--- start ---

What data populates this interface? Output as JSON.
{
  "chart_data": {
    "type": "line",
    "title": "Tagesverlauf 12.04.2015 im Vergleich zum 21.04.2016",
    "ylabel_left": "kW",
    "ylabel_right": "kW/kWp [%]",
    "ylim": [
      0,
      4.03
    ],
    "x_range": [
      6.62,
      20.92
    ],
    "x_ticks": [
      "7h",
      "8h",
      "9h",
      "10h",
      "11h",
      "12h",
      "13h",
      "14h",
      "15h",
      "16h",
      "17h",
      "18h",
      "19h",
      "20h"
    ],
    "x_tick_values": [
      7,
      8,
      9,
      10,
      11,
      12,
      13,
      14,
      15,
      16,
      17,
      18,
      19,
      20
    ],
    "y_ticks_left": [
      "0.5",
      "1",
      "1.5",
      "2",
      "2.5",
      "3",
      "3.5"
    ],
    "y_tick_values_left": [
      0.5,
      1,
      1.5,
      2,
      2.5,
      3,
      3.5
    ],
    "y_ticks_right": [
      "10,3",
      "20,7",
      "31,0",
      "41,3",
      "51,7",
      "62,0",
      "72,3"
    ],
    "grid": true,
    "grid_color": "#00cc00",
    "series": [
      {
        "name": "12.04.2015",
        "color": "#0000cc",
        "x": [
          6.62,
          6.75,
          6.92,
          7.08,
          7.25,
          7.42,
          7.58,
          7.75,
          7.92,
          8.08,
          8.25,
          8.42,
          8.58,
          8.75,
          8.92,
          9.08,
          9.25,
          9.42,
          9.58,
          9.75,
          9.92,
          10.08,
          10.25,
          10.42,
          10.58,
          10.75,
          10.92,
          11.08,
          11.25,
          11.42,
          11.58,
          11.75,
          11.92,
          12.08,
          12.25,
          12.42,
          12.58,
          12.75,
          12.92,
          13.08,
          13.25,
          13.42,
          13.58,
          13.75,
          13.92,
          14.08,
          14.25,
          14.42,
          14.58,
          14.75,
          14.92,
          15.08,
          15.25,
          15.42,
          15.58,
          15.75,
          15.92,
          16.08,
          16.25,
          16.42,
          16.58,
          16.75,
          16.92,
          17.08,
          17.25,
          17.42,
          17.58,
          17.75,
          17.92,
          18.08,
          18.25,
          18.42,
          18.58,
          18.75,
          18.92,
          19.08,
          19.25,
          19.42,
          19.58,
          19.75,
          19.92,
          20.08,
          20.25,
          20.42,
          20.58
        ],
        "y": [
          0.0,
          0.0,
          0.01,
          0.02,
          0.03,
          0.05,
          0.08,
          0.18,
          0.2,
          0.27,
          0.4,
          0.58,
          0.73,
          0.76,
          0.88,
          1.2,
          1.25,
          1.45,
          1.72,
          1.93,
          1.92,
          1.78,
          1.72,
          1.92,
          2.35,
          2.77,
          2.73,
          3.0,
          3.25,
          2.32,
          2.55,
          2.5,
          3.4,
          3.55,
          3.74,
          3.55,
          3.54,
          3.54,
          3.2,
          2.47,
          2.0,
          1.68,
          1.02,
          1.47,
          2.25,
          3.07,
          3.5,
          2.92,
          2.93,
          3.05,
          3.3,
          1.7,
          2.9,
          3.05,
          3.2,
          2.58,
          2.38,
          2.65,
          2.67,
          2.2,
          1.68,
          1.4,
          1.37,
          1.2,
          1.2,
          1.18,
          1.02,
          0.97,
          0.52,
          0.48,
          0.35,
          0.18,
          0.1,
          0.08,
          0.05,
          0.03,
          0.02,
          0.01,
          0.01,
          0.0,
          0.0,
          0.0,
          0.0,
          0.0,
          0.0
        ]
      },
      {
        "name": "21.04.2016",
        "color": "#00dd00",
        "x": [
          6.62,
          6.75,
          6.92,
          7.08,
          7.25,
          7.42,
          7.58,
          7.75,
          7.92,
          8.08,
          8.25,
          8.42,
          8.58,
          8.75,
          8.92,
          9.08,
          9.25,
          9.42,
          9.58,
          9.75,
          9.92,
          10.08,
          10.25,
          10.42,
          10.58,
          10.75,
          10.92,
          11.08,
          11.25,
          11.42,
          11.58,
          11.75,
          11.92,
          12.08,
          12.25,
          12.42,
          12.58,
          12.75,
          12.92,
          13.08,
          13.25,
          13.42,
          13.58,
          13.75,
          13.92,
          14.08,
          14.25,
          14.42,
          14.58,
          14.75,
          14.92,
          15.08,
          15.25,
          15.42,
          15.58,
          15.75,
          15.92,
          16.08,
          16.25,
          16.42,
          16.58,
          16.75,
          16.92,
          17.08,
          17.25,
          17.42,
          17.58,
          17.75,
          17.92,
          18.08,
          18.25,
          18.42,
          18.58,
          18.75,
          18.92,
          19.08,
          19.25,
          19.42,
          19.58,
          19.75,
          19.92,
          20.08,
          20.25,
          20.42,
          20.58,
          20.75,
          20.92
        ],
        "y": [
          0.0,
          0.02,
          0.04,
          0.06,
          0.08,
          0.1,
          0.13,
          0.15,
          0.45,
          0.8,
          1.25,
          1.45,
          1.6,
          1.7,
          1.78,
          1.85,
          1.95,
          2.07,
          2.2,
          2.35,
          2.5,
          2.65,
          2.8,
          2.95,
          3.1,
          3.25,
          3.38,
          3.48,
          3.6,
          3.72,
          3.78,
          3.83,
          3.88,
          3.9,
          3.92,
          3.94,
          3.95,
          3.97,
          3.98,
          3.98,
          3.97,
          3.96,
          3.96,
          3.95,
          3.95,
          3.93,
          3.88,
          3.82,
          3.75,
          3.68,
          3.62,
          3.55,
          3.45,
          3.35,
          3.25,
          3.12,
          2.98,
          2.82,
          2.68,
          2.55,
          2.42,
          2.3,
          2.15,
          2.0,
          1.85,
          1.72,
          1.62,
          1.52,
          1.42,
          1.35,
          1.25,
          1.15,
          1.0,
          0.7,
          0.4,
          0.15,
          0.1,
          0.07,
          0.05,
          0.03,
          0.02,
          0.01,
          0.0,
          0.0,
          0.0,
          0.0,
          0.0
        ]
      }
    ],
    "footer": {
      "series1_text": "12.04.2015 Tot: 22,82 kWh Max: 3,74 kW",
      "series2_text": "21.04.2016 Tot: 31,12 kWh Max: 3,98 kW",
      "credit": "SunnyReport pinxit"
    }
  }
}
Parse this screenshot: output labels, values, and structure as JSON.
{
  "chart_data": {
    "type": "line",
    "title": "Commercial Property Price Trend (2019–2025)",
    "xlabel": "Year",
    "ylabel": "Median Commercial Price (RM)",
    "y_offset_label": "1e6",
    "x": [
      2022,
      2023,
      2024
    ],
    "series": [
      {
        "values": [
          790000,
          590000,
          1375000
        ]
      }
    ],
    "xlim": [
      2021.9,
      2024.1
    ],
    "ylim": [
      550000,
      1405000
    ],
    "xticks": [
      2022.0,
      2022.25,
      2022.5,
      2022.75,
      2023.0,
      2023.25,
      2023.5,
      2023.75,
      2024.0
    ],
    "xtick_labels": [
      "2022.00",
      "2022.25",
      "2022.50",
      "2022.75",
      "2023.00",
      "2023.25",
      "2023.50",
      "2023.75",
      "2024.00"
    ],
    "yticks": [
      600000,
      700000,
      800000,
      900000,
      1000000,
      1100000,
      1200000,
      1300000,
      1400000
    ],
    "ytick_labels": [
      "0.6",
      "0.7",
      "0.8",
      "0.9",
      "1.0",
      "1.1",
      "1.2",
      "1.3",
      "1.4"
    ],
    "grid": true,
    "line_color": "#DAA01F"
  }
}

--- end ---

→ **DIRECTIONS**
Reproduce the material in full, with no word added or dropped.

→ **THE ANSWER**
What data populates this interface? Output as JSON.
{
  "chart_data": {
    "type": "line",
    "title": "Tagesverlauf 12.04.2015 im Vergleich zum 21.04.2016",
    "ylabel_left": "kW",
    "ylabel_right": "kW/kWp [%]",
    "ylim": [
      0,
      4.03
    ],
    "x_range": [
      6.62,
      20.92
    ],
    "x_ticks": [
      "7h",
      "8h",
      "9h",
      "10h",
      "11h",
      "12h",
      "13h",
      "14h",
      "15h",
      "16h",
      "17h",
      "18h",
      "19h",
      "20h"
    ],
    "x_tick_values": [
      7,
      8,
      9,
      10,
      11,
      12,
      13,
      14,
      15,
      16,
      17,
      18,
      19,
      20
    ],
    "y_ticks_left": [
      "0.5",
      "1",
      "1.5",
      "2",
      "2.5",
      "3",
      "3.5"
    ],
    "y_tick_values_left": [
      0.5,
      1,
      1.5,
      2,
      2.5,
      3,
      3.5
    ],
    "y_ticks_right": [
      "10,3",
      "20,7",
      "31,0",
      "41,3",
      "51,7",
      "62,0",
      "72,3"
    ],
    "grid": true,
    "grid_color": "#00cc00",
    "series": [
      {
        "name": "12.04.2015",
        "color": "#0000cc",
        "x": [
          6.62,
          6.75,
          6.92,
          7.08,
          7.25,
          7.42,
          7.58,
          7.75,
          7.92,
          8.08,
          8.25,
          8.42,
          8.58,
          8.75,
          8.92,
          9.08,
          9.25,
          9.42,
          9.58,
          9.75,
          9.92,
          10.08,
          10.25,
          10.42,
          10.58,
          10.75,
          10.92,
          11.08,
          11.25,
          11.42,
          11.58,
          11.75,
          11.92,
          12.08,
          12.25,
          12.42,
          12.58,
          12.75,
          12.92,
          13.08,
          13.25,
          13.42,
          13.58,
          13.75,
          13.92,
          14.08,
          14.25,
          14.42,
          14.58,
          14.75,
          14.92,
          15.08,
          15.25,
          15.42,
          15.58,
          15.75,
          15.92,
          16.08,
          16.25,
          16.42,
          16.58,
          16.75,
          16.92,
          17.08,
          17.25,
          17.42,
          17.58,
          17.75,
          17.92,
          18.08,
          18.25,
          18.42,
          18.58,
          18.75,
          18.92,
          19.08,
          19.25,
          19.42,
          19.58,
          19.75,
          19.92,
          20.08,
          20.25,
          20.42,
          20.58
        ],
        "y": [
          0.0,
          0.0,
          0.01,
          0.02,
          0.03,
          0.05,
          0.08,
          0.18,
          0.2,
          0.27,
          0.4,
          0.58,
          0.73,
          0.76,
          0.88,
          1.2,
          1.25,
          1.45,
          1.72,
          1.93,
          1.92,
          1.78,
          1.72,
          1.92,
          2.35,
          2.77,
          2.73,
          3.0,
          3.25,
          2.32,
          2.55,
          2.5,
          3.4,
          3.55,
          3.74,
          3.55,
          3.54,
          3.54,
          3.2,
          2.47,
          2.0,
          1.68,
          1.02,
          1.47,
          2.25,
          3.07,
          3.5,
          2.92,
          2.93,
          3.05,
          3.3,
          1.7,
          2.9,
          3.05,
          3.2,
          2.58,
          2.38,
          2.65,
          2.67,
          2.2,
          1.68,
          1.4,
          1.37,
          1.2,
          1.2,
          1.18,
          1.02,
          0.97,
          0.52,
          0.48,
          0.35,
          0.18,
          0.1,
          0.08,
          0.05,
          0.03,
          0.02,
          0.01,
          0.01,
          0.0,
          0.0,
          0.0,
          0.0,
          0.0,
          0.0
        ]
      },
      {
        "name": "21.04.2016",
        "color": "#00dd00",
        "x": [
          6.62,
          6.75,
          6.92,
          7.08,
          7.25,
          7.42,
          7.58,
          7.75,
          7.92,
          8.08,
          8.25,
          8.42,
          8.58,
          8.75,
          8.92,
          9.08,
          9.25,
          9.42,
          9.58,
          9.75,
          9.92,
          10.08,
          10.25,
          10.42,
          10.58,
          10.75,
          10.92,
          11.08,
          11.25,
          11.42,
          11.58,
          11.75,
          11.92,
          12.08,
          12.25,
          12.42,
          12.58,
          12.75,
          12.92,
          13.08,
          13.25,
          13.42,
          13.58,
          13.75,
          13.92,
          14.08,
          14.25,
          14.42,
          14.58,
          14.75,
          14.92,
          15.08,
          15.25,
          15.42,
          15.58,
          15.75,
          15.92,
          16.08,
          16.25,
          16.42,
          16.58,
          16.75,
          16.92,
          17.08,
          17.25,
          17.42,
          17.58,
          17.75,
          17.92,
          18.08,
          18.25,
          18.42,
          18.58,
          18.75,
          18.92,
          19.08,
          19.25,
          19.42,
          19.58,
          19.75,
          19.92,
          20.08,
          20.25,
          20.42,
          20.58,
          20.75,
          20.92
        ],
        "y": [
          0.0,
          0.02,
          0.04,
          0.06,
          0.08,
          0.1,
          0.13,
          0.15,
          0.45,
          0.8,
          1.25,
          1.45,
          1.6,
          1.7,
          1.78,
          1.85,
          1.95,
          2.07,
          2.2,
          2.35,
          2.5,
          2.65,
          2.8,
          2.95,
          3.1,
          3.25,
          3.38,
          3.48,
          3.6,
          3.72,
          3.78,
          3.83,
          3.88,
          3.9,
          3.92,
          3.94,
          3.95,
          3.97,
          3.98,
          3.98,
          3.97,
          3.96,
          3.96,
          3.95,
          3.95,
          3.93,
          3.88,
          3.82,
          3.75,
          3.68,
          3.62,
          3.55,
          3.45,
          3.35,
          3.25,
          3.12,
          2.98,
          2.82,
          2.68,
          2.55,
          2.42,
          2.3,
          2.15,
          2.0,
          1.85,
          1.72,
          1.62,
          1.52,
          1.42,
          1.35,
          1.25,
          1.15,
          1.0,
          0.7,
          0.4,
          0.15,
          0.1,
          0.07,
          0.05,
          0.03,
          0.02,
          0.01,
          0.0,
          0.0,
          0.0,
          0.0,
          0.0
        ]
      }
    ],
    "footer": {
      "series1_text": "12.04.2015 Tot: 22,82 kWh Max: 3,74 kW",
      "series2_text": "21.04.2016 Tot: 31,12 kWh Max: 3,98 kW",
      "credit": "SunnyReport pinxit"
    }
  }
}
Parse this screenshot: output labels, values, and structure as JSON.
{
  "chart_data": {
    "type": "line",
    "title": "Commercial Property Price Trend (2019–2025)",
    "xlabel": "Year",
    "ylabel": "Median Commercial Price (RM)",
    "y_offset_label": "1e6",
    "x": [
      2022,
      2023,
      2024
    ],
    "series": [
      {
        "values": [
          790000,
          590000,
          1375000
        ]
      }
    ],
    "xlim": [
      2021.9,
      2024.1
    ],
    "ylim": [
      550000,
      1405000
    ],
    "xticks": [
      2022.0,
      2022.25,
      2022.5,
      2022.75,
      2023.0,
      2023.25,
      2023.5,
      2023.75,
      2024.0
    ],
    "xtick_labels": [
      "2022.00",
      "2022.25",
      "2022.50",
      "2022.75",
      "2023.00",
      "2023.25",
      "2023.50",
      "2023.75",
      "2024.00"
    ],
    "yticks": [
      600000,
      700000,
      800000,
      900000,
      1000000,
      1100000,
      1200000,
      1300000,
      1400000
    ],
    "ytick_labels": [
      "0.6",
      "0.7",
      "0.8",
      "0.9",
      "1.0",
      "1.1",
      "1.2",
      "1.3",
      "1.4"
    ],
    "grid": true,
    "line_color": "#DAA01F"
  }
}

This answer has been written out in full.